# [Problem requirements]
Skip any picture you find and retype all the remaining lines exactly.

>> begin

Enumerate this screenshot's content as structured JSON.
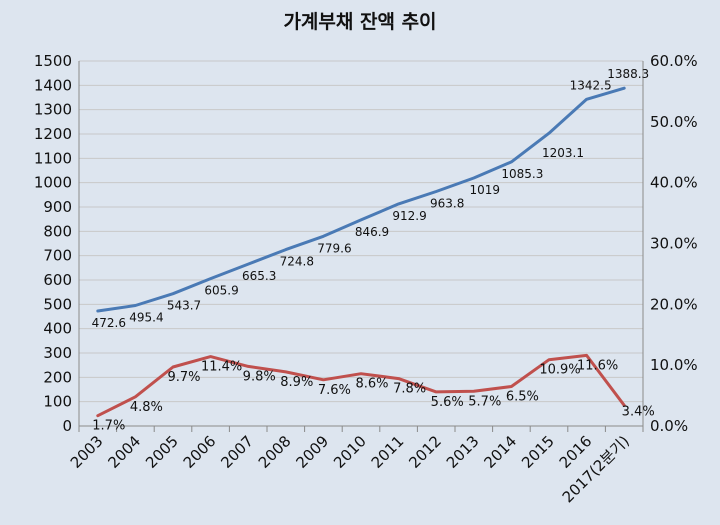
{
  "chart_data": {
    "type": "line",
    "title": "가계부채 잔액 추이",
    "categories": [
      "2003",
      "2004",
      "2005",
      "2006",
      "2007",
      "2008",
      "2009",
      "2010",
      "2011",
      "2012",
      "2013",
      "2014",
      "2015",
      "2016",
      "2017(2분기)"
    ],
    "y_left": {
      "min": 0,
      "max": 1500,
      "step": 100
    },
    "y_right": {
      "min": 0,
      "max": 60,
      "step": 10,
      "suffix": "%"
    },
    "grid": "horizontal",
    "series": [
      {
        "axis": "left",
        "color": "#4a7ab5",
        "values": [
          472.6,
          495.4,
          543.7,
          605.9,
          665.3,
          724.8,
          779.6,
          846.9,
          912.9,
          963.8,
          1019,
          1085.3,
          1203.1,
          1342.5,
          1388.3
        ],
        "labels": [
          "472.6",
          "495.4",
          "543.7",
          "605.9",
          "665.3",
          "724.8",
          "779.6",
          "846.9",
          "912.9",
          "963.8",
          "1019",
          "1085.3",
          "1203.1",
          "1342.5",
          "1388.3"
        ]
      },
      {
        "axis": "right",
        "color": "#c0504d",
        "values": [
          1.7,
          4.8,
          9.7,
          11.4,
          9.8,
          8.9,
          7.6,
          8.6,
          7.8,
          5.6,
          5.7,
          6.5,
          10.9,
          11.6,
          3.4
        ],
        "labels": [
          "1.7%",
          "4.8%",
          "9.7%",
          "11.4%",
          "9.8%",
          "8.9%",
          "7.6%",
          "8.6%",
          "7.8%",
          "5.6%",
          "5.7%",
          "6.5%",
          "10.9%",
          "11.6%",
          "3.4%"
        ]
      }
    ]
  }
}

>> end

# [Result]
Enumerate this screenshot's content as structured JSON.
{
  "chart_data": {
    "type": "line",
    "title": "가계부채 잔액 추이",
    "categories": [
      "2003",
      "2004",
      "2005",
      "2006",
      "2007",
      "2008",
      "2009",
      "2010",
      "2011",
      "2012",
      "2013",
      "2014",
      "2015",
      "2016",
      "2017(2분기)"
    ],
    "y_left": {
      "min": 0,
      "max": 1500,
      "step": 100
    },
    "y_right": {
      "min": 0,
      "max": 60,
      "step": 10,
      "suffix": "%"
    },
    "grid": "horizontal",
    "series": [
      {
        "axis": "left",
        "color": "#4a7ab5",
        "values": [
          472.6,
          495.4,
          543.7,
          605.9,
          665.3,
          724.8,
          779.6,
          846.9,
          912.9,
          963.8,
          1019,
          1085.3,
          1203.1,
          1342.5,
          1388.3
        ],
        "labels": [
          "472.6",
          "495.4",
          "543.7",
          "605.9",
          "665.3",
          "724.8",
          "779.6",
          "846.9",
          "912.9",
          "963.8",
          "1019",
          "1085.3",
          "1203.1",
          "1342.5",
          "1388.3"
        ]
      },
      {
        "axis": "right",
        "color": "#c0504d",
        "values": [
          1.7,
          4.8,
          9.7,
          11.4,
          9.8,
          8.9,
          7.6,
          8.6,
          7.8,
          5.6,
          5.7,
          6.5,
          10.9,
          11.6,
          3.4
        ],
        "labels": [
          "1.7%",
          "4.8%",
          "9.7%",
          "11.4%",
          "9.8%",
          "8.9%",
          "7.6%",
          "8.6%",
          "7.8%",
          "5.6%",
          "5.7%",
          "6.5%",
          "10.9%",
          "11.6%",
          "3.4%"
        ]
      }
    ]
  }
}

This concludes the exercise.